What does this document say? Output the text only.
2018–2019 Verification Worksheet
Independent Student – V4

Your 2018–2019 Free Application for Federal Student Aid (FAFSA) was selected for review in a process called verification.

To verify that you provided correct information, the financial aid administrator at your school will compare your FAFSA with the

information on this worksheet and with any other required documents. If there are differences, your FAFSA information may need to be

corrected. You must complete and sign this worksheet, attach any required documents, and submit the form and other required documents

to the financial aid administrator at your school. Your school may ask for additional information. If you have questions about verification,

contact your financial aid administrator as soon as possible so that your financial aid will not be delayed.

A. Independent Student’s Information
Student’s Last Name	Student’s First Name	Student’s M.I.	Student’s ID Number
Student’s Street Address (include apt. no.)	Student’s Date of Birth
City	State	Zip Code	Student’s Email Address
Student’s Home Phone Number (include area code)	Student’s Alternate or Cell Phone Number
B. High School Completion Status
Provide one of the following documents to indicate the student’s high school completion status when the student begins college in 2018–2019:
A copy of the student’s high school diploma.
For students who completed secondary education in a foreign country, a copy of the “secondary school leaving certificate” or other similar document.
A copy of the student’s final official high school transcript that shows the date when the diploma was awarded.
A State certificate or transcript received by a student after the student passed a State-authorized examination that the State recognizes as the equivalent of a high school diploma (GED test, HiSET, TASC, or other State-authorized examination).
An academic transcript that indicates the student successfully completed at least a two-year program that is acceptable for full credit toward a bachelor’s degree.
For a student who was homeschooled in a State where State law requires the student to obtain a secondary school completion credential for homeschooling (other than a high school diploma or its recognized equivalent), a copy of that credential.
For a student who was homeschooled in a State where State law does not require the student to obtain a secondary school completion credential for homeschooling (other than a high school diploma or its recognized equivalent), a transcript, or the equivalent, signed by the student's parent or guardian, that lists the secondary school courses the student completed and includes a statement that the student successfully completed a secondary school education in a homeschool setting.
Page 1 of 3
|---|
Task >> Give only the number of lines in the records that contain the string "with".

Written solution >> 2